-- Start Exercise material --
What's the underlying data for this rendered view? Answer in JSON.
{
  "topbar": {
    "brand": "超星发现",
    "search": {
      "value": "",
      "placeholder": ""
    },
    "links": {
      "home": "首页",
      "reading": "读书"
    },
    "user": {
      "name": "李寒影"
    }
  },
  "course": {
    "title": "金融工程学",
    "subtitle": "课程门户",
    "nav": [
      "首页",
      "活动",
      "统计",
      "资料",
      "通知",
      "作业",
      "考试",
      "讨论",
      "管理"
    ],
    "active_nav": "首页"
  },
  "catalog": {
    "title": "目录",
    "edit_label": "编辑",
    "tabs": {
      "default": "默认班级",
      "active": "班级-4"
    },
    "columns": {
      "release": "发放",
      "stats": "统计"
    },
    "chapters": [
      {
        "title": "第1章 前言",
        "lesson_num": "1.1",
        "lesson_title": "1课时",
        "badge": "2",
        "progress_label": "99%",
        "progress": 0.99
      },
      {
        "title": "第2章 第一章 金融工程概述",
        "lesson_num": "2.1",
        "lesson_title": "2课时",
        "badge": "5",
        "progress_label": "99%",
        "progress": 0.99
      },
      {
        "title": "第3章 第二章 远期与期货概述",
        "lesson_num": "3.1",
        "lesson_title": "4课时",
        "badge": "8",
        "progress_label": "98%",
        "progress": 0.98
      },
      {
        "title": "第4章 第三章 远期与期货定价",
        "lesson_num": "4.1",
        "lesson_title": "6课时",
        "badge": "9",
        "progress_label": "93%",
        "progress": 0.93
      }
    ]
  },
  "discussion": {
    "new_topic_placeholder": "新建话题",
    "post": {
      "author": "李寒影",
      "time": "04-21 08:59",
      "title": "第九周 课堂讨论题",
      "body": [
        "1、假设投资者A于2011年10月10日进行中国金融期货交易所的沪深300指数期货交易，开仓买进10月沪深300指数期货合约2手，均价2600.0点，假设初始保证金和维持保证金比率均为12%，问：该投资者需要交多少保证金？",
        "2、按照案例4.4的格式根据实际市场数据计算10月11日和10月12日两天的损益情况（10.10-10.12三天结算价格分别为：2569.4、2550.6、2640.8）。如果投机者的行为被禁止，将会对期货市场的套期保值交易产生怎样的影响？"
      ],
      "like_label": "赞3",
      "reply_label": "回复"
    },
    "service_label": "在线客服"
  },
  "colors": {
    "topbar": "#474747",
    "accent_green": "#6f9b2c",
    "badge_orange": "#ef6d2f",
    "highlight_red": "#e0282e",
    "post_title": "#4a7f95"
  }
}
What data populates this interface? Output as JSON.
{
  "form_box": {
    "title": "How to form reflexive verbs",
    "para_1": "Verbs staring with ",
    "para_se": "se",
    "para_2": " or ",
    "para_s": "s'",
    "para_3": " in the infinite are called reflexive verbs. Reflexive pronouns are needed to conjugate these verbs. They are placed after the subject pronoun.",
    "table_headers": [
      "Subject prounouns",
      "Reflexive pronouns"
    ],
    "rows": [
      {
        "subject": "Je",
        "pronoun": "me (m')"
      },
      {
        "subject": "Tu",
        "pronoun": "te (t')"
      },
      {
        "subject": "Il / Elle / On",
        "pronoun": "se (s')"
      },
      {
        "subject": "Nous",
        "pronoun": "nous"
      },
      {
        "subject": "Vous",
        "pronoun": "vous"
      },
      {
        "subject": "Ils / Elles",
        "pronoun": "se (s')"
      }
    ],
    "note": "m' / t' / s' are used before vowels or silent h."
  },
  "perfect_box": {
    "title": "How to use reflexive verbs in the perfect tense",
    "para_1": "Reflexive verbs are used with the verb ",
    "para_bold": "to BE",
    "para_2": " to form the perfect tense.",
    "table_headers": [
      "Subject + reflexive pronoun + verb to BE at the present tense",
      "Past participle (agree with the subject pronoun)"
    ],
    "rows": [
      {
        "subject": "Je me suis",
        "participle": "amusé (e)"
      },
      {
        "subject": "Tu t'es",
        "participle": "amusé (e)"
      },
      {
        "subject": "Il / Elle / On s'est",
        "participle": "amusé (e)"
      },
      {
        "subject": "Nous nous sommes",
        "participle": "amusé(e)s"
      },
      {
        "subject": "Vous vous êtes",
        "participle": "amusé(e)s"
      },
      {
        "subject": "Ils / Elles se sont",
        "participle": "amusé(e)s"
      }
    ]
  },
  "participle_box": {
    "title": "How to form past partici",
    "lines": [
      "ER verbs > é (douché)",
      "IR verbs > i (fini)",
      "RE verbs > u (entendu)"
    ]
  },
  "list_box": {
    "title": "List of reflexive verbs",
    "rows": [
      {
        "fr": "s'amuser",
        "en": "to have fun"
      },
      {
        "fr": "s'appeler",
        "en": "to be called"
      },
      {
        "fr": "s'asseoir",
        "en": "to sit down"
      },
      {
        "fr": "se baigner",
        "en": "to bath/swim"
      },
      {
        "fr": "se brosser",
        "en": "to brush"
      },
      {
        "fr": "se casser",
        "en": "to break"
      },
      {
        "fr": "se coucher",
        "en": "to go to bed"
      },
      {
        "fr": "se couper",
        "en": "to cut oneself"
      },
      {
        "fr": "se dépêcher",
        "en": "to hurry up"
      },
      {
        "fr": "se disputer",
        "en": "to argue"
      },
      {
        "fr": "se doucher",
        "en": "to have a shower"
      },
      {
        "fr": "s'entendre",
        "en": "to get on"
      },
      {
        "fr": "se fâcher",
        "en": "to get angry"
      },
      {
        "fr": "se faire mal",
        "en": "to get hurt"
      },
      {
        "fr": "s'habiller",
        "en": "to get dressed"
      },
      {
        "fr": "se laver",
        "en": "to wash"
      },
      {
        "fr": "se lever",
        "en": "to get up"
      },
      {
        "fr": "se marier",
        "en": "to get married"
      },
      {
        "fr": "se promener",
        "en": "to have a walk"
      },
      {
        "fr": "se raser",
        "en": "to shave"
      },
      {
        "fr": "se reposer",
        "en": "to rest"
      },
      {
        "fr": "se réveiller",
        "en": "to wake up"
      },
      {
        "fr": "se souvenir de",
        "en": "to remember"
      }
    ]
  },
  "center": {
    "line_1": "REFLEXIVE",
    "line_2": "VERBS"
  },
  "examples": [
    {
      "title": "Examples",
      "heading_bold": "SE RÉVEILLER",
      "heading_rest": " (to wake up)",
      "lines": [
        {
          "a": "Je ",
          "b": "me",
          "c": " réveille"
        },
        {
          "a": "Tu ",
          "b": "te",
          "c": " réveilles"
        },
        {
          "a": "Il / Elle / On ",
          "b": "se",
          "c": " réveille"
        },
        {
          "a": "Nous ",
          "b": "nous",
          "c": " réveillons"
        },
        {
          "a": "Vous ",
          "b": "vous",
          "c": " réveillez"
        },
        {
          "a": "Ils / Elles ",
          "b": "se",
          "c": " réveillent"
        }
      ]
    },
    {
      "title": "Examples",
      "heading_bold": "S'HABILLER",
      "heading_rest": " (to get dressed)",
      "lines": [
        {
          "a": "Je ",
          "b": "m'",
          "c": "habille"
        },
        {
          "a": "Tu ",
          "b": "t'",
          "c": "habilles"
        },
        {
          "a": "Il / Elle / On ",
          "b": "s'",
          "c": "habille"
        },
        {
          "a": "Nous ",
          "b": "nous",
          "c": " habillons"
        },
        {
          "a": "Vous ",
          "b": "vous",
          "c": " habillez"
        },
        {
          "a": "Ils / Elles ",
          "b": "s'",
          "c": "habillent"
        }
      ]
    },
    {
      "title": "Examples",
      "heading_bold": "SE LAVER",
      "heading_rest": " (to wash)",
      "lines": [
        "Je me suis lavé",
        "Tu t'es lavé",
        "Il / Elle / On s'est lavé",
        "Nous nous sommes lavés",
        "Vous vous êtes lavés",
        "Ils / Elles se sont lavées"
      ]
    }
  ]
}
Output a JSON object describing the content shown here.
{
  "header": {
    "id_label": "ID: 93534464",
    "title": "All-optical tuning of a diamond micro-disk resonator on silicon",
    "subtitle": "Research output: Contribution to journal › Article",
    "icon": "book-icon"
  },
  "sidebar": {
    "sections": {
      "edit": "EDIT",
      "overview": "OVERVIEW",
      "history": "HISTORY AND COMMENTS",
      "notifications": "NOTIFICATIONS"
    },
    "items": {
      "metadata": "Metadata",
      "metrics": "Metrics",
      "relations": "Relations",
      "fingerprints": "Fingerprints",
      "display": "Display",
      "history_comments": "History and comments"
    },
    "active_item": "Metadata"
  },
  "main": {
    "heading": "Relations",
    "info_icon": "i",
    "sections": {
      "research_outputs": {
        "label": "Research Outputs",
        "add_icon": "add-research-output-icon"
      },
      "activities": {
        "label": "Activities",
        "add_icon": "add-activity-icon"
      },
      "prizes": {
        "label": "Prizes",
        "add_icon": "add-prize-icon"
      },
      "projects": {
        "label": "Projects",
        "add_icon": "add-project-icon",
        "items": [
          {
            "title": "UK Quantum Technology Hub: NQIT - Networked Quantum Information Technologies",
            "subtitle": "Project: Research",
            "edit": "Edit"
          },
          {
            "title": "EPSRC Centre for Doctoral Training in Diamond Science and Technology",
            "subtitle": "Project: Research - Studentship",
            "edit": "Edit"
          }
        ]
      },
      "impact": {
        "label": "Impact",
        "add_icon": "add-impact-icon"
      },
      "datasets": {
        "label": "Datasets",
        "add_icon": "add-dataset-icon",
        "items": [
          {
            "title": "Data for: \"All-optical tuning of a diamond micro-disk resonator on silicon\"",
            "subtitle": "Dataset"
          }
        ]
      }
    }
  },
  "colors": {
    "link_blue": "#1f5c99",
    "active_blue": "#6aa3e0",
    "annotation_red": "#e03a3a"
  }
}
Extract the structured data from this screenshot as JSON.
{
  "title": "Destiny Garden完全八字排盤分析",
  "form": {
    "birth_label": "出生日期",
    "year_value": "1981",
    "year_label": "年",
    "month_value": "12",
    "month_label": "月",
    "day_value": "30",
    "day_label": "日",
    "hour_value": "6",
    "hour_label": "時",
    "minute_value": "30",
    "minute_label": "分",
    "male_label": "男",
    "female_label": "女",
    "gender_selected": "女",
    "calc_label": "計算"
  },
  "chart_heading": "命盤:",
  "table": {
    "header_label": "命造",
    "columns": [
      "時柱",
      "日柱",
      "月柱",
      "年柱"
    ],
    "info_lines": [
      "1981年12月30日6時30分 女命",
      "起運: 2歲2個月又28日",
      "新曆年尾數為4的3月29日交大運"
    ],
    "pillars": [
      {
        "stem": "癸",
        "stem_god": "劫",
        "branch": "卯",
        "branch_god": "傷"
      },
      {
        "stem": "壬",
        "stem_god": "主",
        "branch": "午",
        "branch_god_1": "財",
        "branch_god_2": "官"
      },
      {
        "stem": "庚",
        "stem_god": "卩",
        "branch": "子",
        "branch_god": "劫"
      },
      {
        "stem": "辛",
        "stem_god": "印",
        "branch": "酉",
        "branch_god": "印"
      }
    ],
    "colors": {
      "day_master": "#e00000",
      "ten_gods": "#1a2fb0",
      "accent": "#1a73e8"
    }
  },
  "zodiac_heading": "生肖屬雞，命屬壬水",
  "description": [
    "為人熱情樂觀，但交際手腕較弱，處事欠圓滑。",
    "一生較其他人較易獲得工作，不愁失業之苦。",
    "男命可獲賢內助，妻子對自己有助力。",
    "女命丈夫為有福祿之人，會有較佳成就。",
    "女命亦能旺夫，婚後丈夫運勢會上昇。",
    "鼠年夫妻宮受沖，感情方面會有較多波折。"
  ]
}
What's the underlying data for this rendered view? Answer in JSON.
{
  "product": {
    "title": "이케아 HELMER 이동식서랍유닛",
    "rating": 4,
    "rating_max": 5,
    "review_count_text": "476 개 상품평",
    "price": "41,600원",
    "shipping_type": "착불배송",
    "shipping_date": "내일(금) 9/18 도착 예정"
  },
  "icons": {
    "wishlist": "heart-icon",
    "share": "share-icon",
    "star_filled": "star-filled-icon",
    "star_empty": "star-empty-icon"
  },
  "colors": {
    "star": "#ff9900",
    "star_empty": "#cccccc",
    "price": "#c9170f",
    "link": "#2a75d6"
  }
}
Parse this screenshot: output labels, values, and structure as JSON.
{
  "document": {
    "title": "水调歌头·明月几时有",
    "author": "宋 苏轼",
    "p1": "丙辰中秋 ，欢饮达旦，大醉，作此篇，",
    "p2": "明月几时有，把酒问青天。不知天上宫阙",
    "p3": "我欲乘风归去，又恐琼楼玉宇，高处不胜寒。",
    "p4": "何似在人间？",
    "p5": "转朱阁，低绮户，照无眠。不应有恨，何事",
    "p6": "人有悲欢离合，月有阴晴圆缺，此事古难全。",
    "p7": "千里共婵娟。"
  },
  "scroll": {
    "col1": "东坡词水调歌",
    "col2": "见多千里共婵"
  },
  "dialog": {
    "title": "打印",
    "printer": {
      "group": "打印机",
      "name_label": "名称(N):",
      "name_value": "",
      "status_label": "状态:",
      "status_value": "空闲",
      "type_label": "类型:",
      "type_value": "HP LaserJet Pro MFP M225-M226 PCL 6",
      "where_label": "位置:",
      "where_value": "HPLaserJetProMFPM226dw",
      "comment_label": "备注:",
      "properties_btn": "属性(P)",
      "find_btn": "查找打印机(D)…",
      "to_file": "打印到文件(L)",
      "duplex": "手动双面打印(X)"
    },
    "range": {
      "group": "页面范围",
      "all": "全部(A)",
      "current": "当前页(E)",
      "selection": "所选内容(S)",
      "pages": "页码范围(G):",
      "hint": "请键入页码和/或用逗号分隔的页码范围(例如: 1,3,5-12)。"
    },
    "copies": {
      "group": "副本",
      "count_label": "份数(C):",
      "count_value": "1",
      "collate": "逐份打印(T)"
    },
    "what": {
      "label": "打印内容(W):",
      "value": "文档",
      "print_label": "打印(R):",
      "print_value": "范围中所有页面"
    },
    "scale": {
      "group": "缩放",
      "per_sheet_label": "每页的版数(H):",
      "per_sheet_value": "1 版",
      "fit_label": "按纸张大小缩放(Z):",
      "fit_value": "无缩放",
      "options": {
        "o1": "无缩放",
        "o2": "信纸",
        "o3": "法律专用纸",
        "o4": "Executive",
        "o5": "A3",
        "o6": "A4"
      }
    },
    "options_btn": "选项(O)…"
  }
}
-- End Exercise material --
▶ [Set exercise] Scan the material above. Extract every line in which the word "group" occurs.

▶ [Response to this task]
      "group": "打印机",
      "group": "页面范围",
      "group": "副本",
      "group": "缩放",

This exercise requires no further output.